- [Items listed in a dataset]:
+ + + + +

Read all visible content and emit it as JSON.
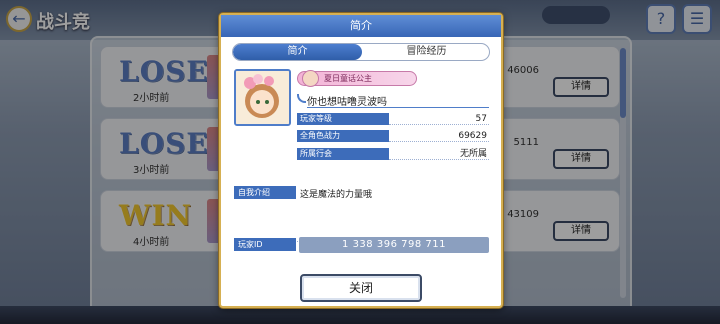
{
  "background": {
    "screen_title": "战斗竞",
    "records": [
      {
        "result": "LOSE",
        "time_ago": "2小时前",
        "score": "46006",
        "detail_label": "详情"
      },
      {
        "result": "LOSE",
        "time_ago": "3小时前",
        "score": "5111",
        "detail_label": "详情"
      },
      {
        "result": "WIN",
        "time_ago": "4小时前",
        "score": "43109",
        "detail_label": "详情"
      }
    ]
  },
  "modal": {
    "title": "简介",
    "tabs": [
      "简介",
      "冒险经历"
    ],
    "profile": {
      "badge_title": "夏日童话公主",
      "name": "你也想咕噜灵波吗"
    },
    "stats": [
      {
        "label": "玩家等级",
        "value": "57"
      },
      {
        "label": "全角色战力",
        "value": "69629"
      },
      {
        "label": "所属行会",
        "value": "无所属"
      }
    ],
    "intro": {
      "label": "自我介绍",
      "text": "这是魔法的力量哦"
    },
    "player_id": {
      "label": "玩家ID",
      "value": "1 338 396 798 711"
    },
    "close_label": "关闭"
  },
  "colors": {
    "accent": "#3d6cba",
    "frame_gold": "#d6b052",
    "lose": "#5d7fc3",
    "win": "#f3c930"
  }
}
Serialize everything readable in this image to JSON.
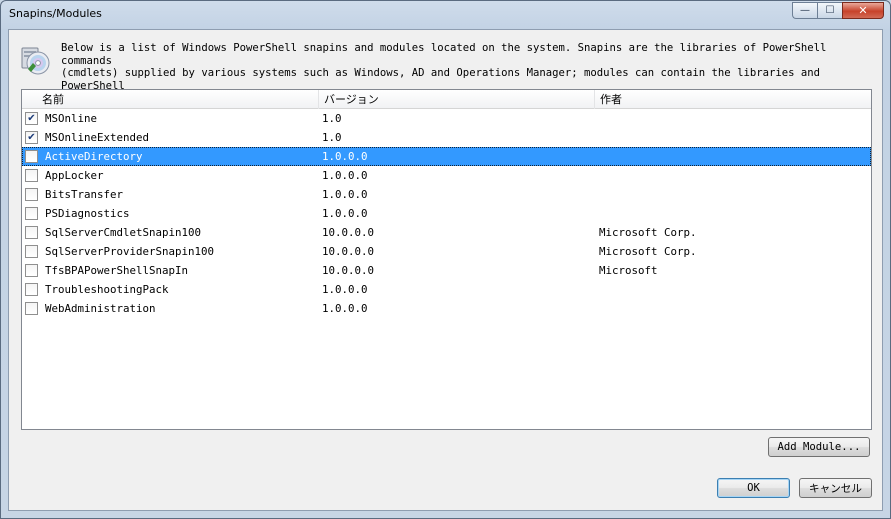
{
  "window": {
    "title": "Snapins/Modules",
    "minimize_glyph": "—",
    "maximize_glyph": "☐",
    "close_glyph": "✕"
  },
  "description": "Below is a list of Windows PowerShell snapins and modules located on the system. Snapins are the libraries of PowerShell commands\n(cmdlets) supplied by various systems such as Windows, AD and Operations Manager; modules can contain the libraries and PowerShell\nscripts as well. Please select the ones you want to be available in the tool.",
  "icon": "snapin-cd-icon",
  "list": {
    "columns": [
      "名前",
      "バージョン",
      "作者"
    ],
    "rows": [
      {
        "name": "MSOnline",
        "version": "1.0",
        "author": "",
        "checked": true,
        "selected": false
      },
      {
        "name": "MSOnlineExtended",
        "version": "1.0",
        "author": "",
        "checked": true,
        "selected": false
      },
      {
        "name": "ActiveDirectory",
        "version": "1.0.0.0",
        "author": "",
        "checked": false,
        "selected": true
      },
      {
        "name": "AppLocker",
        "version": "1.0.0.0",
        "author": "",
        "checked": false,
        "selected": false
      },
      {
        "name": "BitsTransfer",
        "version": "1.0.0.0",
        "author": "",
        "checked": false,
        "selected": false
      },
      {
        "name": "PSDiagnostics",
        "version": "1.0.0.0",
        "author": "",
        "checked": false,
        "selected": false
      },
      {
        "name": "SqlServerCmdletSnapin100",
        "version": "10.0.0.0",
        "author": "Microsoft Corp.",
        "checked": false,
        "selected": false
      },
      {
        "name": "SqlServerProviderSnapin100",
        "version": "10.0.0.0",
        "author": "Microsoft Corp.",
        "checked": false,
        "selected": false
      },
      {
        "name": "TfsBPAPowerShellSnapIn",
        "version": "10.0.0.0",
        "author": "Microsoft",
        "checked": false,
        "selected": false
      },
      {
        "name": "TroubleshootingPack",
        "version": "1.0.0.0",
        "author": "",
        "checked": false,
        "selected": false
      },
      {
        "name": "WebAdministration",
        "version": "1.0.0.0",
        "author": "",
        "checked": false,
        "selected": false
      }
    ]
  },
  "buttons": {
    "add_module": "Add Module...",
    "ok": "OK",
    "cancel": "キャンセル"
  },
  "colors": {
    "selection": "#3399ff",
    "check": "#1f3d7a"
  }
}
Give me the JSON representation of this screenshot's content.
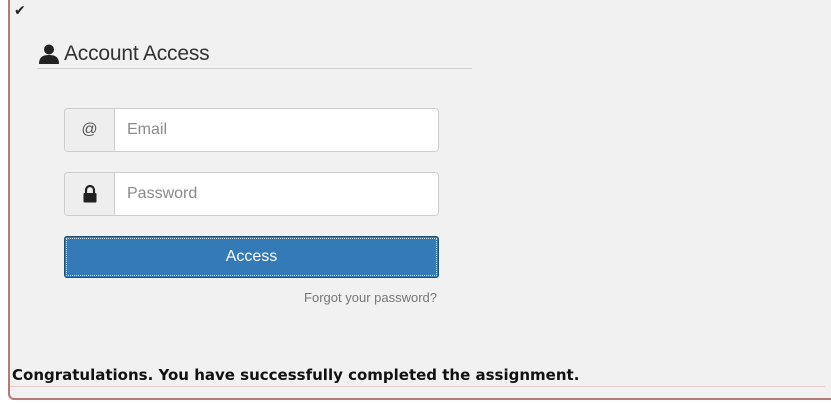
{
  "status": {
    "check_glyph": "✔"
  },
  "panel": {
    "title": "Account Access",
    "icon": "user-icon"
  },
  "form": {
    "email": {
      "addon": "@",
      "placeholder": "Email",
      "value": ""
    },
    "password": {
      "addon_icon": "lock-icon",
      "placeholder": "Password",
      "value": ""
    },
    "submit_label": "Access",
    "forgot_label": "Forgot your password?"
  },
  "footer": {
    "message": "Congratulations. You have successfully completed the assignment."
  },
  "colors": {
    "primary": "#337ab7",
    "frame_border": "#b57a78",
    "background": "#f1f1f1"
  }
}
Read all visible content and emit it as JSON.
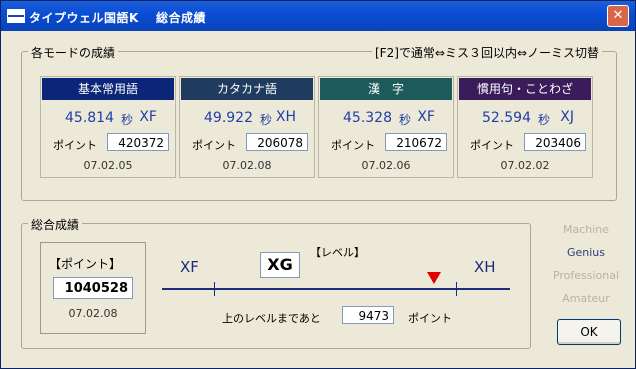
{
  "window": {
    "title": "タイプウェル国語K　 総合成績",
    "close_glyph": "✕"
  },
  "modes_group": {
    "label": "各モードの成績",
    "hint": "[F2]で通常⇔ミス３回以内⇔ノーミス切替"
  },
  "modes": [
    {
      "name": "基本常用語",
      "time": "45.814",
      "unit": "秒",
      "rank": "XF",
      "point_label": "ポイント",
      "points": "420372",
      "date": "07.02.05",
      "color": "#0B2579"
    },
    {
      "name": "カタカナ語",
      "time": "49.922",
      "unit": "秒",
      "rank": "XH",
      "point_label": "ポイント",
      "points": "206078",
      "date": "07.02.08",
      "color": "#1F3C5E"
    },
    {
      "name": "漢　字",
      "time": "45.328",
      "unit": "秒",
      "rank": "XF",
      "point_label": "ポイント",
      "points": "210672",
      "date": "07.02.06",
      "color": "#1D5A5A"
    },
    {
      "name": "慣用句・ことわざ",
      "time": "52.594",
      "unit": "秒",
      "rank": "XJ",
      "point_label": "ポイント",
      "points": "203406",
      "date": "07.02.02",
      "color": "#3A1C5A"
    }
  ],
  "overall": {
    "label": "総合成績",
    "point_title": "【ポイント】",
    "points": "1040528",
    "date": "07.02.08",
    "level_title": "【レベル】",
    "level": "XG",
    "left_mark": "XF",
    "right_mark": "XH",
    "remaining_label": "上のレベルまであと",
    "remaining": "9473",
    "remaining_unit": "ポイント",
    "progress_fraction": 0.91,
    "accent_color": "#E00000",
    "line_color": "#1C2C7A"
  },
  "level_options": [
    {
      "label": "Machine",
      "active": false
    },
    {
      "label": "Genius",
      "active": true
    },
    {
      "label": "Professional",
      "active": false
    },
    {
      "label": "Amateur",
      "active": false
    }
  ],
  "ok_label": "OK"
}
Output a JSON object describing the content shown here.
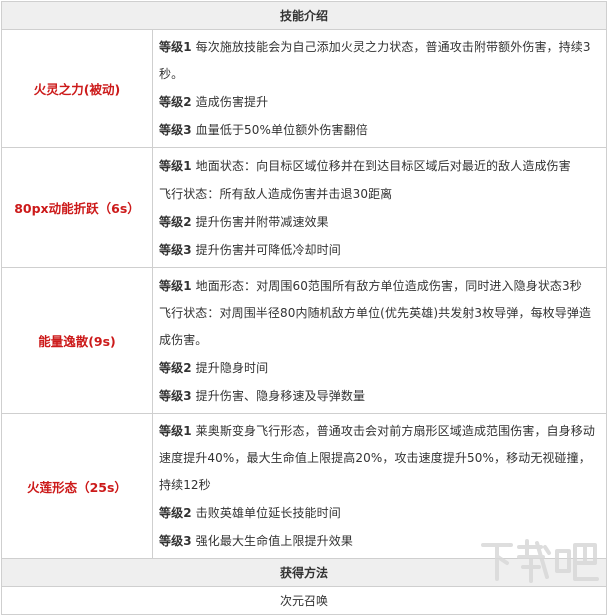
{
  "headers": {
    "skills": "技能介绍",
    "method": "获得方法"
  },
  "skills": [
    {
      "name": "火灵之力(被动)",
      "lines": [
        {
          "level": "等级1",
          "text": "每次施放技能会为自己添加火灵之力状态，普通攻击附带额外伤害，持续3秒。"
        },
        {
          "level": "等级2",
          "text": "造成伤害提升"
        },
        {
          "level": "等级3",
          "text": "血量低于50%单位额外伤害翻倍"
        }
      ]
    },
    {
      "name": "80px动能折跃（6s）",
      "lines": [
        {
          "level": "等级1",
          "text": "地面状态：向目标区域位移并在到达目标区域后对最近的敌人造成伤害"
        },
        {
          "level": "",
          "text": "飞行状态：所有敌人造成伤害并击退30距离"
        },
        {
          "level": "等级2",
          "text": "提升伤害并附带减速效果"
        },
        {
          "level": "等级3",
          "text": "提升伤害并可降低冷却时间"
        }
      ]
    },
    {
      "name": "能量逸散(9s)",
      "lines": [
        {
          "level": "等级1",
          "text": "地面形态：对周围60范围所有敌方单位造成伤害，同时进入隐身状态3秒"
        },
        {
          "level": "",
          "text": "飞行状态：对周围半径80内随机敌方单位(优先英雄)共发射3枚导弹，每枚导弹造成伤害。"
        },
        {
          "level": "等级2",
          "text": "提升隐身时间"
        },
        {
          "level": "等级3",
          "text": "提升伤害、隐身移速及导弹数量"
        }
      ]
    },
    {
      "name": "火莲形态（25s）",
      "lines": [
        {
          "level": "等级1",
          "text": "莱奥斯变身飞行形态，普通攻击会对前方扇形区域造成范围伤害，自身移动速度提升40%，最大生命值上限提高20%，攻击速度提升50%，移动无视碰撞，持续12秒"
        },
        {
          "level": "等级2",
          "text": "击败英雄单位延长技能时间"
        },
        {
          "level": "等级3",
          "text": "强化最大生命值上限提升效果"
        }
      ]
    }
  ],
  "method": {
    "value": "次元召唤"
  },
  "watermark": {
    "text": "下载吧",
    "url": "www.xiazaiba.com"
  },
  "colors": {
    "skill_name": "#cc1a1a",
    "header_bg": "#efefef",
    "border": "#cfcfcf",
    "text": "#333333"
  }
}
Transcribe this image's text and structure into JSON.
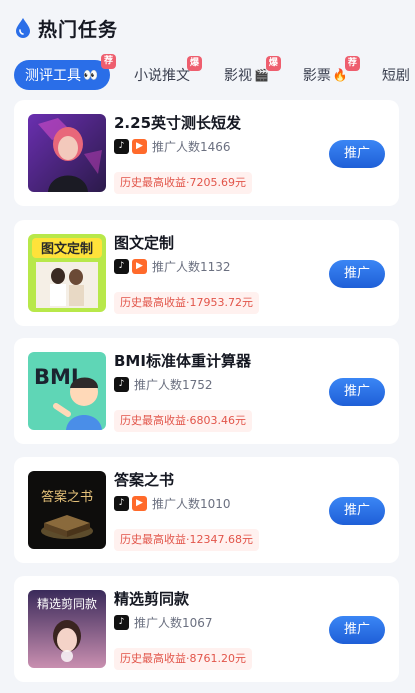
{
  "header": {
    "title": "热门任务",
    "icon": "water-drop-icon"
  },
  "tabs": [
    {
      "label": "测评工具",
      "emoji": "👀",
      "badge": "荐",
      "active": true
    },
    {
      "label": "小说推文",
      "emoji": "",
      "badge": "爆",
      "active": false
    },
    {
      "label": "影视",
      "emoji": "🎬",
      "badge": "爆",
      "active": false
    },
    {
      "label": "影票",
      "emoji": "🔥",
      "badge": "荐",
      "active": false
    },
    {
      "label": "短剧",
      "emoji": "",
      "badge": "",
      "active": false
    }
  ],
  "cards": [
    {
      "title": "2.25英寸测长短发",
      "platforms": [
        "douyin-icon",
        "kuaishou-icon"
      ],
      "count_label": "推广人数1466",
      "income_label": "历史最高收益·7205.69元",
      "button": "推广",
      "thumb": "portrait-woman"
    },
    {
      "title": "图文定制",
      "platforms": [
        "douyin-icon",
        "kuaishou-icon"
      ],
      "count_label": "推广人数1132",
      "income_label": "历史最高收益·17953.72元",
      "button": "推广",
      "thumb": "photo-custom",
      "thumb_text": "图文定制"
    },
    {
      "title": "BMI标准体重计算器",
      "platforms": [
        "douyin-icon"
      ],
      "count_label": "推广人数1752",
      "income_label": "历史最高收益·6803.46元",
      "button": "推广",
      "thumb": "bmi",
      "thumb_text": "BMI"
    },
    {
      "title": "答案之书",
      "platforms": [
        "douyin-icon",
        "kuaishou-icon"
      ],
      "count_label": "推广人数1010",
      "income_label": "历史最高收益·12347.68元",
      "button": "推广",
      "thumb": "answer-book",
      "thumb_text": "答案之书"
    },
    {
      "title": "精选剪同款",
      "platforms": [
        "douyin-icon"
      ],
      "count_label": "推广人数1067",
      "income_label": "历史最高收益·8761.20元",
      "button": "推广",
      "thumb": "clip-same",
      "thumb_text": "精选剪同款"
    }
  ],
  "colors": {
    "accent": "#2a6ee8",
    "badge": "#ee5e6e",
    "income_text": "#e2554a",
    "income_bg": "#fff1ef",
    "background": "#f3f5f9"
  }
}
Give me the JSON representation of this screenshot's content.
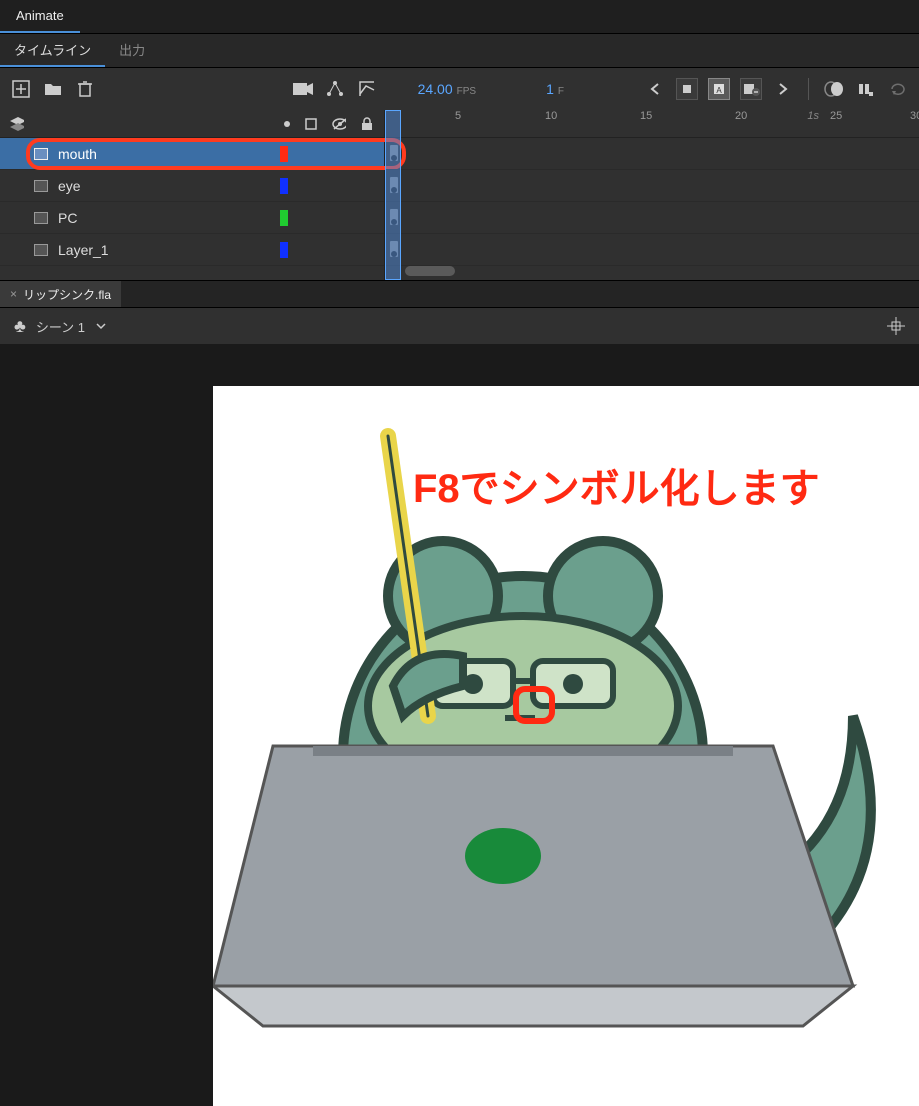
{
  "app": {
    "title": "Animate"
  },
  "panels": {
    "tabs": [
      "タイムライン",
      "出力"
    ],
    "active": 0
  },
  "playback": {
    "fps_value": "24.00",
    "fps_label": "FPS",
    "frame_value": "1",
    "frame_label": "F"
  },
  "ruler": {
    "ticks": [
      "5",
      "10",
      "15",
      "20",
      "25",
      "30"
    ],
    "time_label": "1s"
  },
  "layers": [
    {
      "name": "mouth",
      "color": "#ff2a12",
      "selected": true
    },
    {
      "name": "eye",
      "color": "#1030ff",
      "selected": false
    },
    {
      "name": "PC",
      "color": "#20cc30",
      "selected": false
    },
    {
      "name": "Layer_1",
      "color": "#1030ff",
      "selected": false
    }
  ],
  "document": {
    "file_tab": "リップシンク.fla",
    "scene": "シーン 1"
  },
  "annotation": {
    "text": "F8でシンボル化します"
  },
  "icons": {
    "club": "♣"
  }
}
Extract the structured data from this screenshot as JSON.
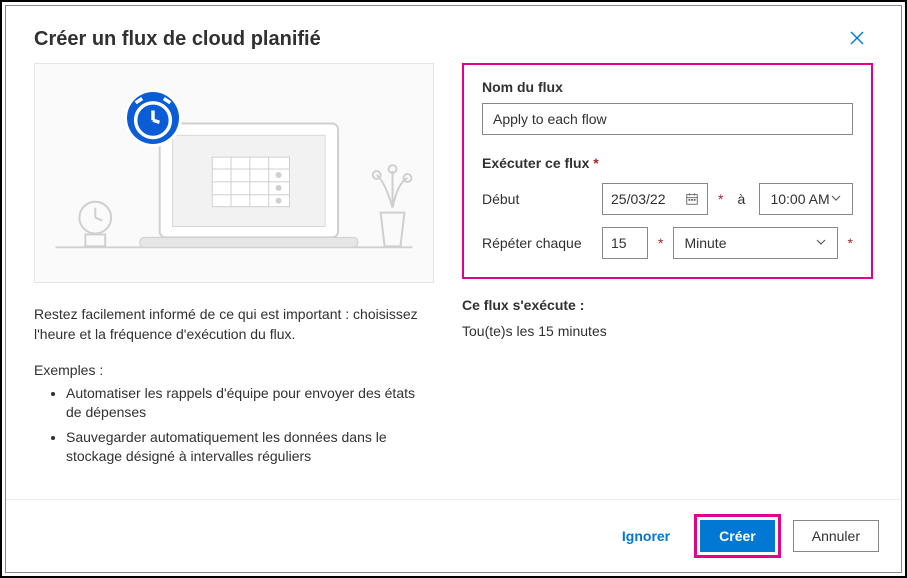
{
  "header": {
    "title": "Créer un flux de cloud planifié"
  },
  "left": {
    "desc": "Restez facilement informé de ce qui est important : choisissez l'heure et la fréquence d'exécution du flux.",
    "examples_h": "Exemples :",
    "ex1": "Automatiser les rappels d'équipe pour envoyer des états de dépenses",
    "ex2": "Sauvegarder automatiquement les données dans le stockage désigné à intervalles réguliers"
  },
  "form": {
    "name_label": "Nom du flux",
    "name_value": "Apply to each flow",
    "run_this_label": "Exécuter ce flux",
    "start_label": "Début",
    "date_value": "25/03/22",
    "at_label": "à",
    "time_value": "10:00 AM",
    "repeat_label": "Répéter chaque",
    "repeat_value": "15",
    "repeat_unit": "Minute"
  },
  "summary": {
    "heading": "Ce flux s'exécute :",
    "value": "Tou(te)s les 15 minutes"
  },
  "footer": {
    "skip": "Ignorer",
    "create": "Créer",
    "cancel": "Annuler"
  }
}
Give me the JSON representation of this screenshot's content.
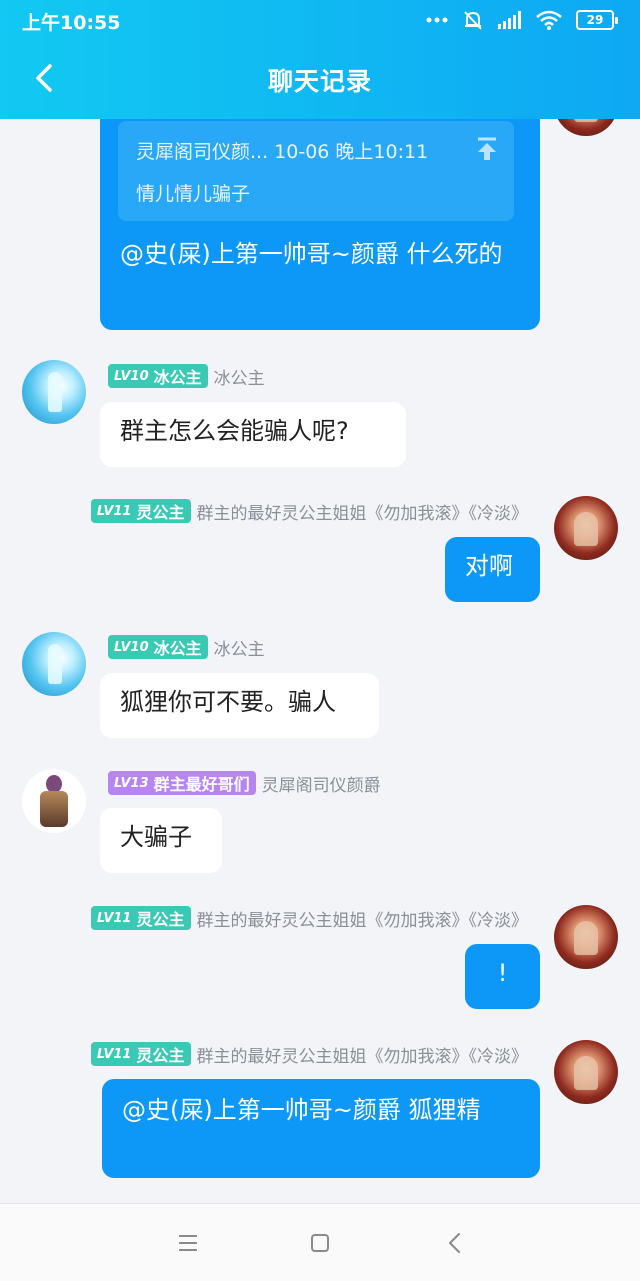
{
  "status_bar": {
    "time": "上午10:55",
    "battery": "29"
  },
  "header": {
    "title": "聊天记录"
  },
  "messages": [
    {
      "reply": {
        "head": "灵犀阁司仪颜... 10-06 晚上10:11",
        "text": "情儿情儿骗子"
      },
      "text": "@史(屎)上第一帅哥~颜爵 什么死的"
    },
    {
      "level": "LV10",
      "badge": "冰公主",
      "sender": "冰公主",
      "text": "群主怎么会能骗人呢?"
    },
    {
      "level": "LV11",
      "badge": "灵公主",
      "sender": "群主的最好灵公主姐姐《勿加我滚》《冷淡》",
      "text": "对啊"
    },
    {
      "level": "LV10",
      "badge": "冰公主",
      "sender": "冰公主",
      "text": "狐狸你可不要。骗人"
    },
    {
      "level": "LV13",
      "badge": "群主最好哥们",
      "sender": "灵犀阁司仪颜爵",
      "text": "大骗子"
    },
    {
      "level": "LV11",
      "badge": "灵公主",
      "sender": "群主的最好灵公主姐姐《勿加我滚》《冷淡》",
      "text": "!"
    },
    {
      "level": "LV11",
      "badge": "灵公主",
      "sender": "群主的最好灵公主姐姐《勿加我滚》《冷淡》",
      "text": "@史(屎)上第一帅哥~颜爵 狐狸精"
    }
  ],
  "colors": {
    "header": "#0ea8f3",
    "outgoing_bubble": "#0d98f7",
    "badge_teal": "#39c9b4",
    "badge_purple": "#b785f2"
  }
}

+ + + + +

Copy in full each line that holds the word "flux".

    "title": "Créer un flux de cloud planifié"
    "desc": "Restez facilement informé de ce qui est important : choisissez l'heure et la fréquence d'exécution du flux.",
    "name_label": "Nom du flux",
    "run_this_label": "Exécuter ce flux",
    "heading": "Ce flux s'exécute :",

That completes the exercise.